Exercise details | From the records below, pull each line that has "Outsourcing".

Material provided |
'''

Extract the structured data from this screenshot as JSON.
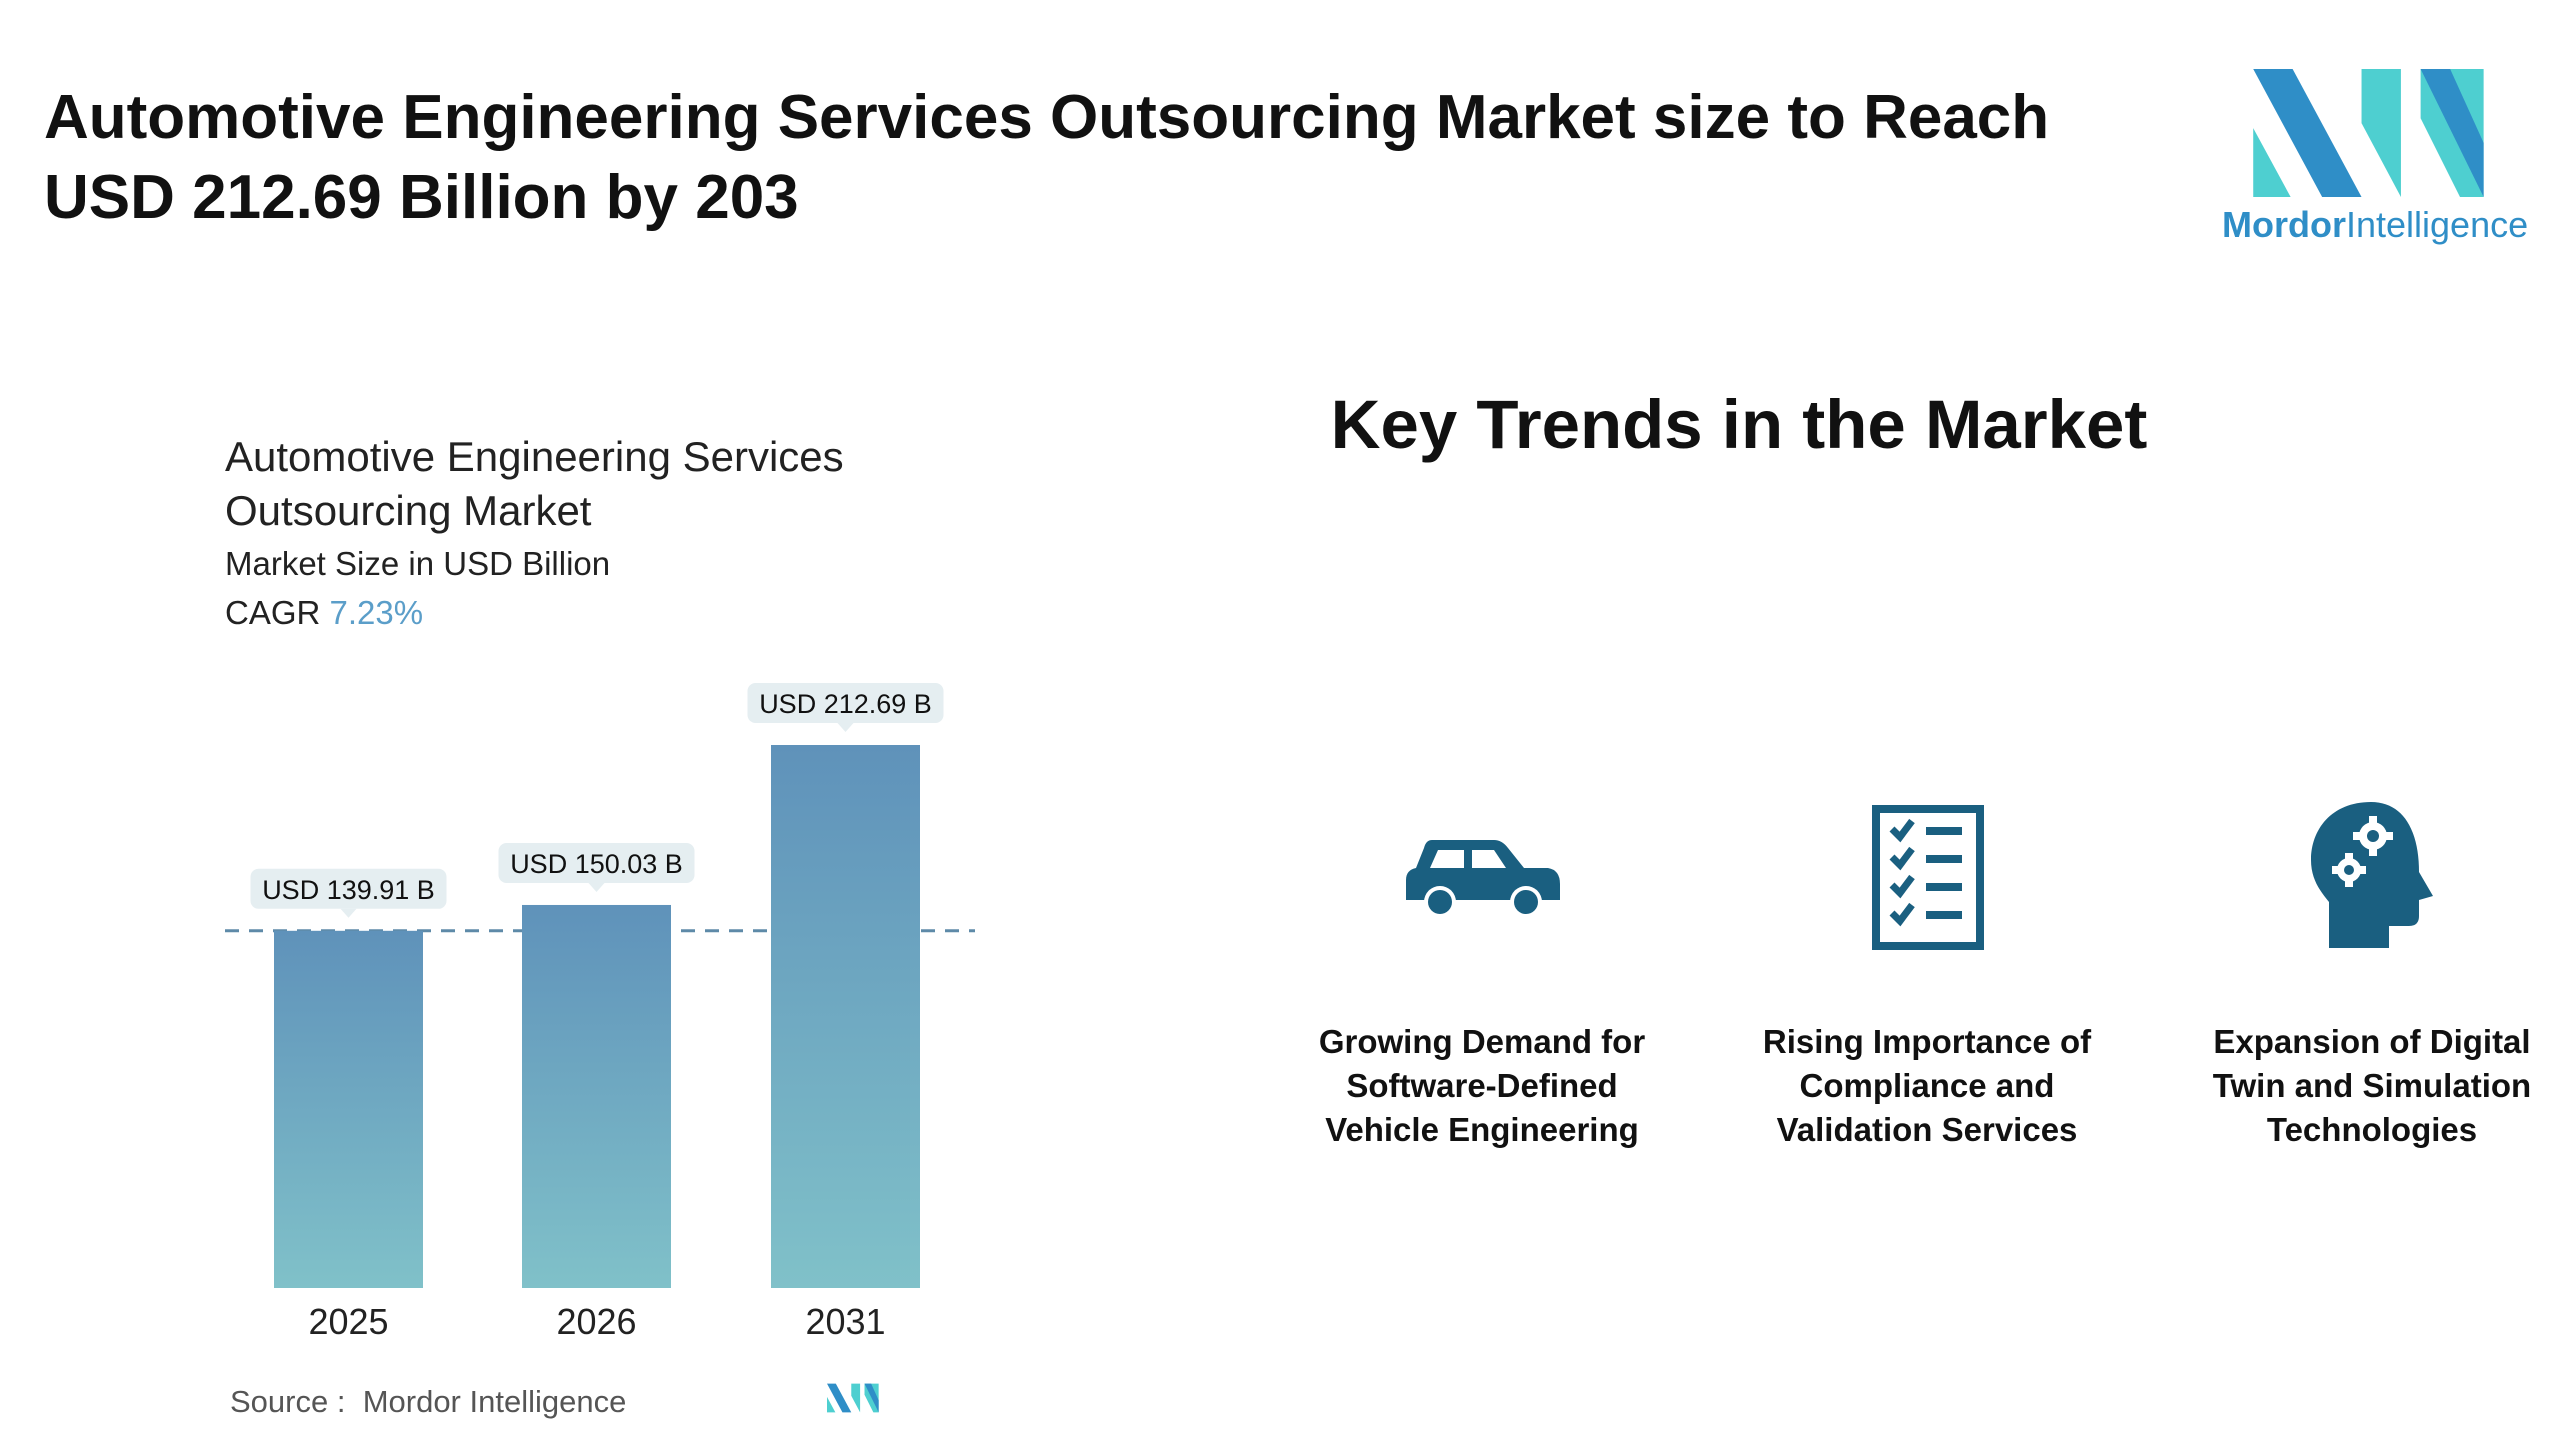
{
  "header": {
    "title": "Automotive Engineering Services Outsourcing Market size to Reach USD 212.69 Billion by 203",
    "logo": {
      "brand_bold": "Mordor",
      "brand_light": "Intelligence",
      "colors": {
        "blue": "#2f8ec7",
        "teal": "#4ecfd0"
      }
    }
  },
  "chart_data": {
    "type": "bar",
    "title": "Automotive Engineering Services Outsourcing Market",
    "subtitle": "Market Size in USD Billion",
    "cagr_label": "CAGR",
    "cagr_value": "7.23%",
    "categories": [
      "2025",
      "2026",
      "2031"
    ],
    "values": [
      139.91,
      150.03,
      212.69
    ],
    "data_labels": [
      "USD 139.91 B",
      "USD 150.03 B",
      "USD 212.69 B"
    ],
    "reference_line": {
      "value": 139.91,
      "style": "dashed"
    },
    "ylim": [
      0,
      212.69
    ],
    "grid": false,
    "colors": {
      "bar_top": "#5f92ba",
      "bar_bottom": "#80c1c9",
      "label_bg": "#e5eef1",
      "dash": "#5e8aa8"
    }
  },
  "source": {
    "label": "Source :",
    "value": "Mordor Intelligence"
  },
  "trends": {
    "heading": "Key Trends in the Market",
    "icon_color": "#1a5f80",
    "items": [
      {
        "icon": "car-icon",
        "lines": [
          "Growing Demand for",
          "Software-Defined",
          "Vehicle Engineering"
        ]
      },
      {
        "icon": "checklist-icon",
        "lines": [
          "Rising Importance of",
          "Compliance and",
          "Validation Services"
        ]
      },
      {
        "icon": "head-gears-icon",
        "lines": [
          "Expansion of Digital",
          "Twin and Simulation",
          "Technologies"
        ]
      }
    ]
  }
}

'''
'''

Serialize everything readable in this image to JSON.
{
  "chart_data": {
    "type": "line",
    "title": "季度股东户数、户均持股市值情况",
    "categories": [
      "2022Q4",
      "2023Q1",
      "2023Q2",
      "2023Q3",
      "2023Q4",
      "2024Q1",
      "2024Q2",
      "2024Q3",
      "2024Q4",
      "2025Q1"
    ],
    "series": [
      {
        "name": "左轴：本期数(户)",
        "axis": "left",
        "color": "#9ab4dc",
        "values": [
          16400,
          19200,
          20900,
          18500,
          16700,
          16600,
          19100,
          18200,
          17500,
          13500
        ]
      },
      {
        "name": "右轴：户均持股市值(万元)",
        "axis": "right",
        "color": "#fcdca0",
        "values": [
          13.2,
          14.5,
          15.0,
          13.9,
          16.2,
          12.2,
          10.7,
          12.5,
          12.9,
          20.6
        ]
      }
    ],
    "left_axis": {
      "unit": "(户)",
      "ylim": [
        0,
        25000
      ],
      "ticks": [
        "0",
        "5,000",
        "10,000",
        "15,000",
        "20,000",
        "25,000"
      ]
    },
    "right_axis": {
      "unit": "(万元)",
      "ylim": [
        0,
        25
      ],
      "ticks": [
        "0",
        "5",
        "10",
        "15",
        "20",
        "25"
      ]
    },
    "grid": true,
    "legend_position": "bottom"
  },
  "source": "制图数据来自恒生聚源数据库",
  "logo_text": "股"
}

'''

In response |
    "title": "Automotive Engineering Services Outsourcing Market size to Reach USD 212.69 Billion by 203",
    "title": "Automotive Engineering Services Outsourcing Market",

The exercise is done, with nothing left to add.